- [INSTRUCTIONS TO FOLLOW] Which lines below hold the word "Ludo"? Report each one.

- [ENTRIES PROVIDED]
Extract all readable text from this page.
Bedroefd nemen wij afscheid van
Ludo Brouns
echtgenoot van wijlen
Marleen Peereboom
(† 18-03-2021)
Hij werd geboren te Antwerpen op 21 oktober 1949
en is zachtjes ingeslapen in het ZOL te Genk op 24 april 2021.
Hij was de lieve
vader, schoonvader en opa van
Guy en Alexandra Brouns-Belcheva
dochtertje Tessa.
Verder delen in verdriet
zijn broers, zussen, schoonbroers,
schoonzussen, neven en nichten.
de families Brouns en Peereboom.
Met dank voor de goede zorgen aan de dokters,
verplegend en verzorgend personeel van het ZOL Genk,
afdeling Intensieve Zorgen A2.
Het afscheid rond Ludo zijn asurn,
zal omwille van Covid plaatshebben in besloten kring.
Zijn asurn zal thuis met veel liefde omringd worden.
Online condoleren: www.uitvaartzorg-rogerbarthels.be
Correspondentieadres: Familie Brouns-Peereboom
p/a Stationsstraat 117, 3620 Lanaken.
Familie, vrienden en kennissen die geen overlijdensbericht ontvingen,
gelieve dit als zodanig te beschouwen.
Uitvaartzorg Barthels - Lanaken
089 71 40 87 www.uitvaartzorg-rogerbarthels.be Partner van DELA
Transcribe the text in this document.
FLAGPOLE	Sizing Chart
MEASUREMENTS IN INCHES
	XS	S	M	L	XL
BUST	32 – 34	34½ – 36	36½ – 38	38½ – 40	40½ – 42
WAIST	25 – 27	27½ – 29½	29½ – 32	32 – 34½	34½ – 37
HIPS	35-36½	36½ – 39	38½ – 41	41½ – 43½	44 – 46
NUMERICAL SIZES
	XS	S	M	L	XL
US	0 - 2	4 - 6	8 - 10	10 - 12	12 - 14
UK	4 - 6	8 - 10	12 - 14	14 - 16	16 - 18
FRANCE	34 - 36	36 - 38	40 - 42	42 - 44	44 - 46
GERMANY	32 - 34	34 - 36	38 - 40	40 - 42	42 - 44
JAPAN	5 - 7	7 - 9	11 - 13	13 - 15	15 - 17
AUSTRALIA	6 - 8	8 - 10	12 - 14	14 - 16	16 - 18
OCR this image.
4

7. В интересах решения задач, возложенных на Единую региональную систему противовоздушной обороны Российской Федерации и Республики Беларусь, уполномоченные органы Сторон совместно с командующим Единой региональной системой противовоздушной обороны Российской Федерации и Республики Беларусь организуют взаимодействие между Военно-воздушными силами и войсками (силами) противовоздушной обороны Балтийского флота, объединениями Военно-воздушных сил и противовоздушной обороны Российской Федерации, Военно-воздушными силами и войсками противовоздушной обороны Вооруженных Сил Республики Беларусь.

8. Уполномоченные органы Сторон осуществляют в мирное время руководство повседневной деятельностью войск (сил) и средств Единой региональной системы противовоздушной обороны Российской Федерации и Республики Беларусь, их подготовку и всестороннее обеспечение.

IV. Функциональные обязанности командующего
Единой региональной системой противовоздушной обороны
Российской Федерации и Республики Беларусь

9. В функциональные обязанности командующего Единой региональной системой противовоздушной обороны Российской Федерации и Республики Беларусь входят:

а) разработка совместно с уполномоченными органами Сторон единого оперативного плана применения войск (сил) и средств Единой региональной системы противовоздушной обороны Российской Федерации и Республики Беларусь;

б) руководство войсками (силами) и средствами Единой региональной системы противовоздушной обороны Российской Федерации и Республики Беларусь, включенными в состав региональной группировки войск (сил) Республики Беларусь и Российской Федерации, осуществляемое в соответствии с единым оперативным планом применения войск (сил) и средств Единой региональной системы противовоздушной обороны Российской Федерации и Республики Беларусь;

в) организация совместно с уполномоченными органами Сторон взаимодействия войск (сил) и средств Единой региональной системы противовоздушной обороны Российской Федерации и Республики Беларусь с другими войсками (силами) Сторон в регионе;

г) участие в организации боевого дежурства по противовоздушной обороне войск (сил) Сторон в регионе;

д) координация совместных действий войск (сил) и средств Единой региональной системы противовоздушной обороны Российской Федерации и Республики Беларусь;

- [CORRECT RESULT]
Ludo Brouns
Het afscheid rond Ludo zijn asurn,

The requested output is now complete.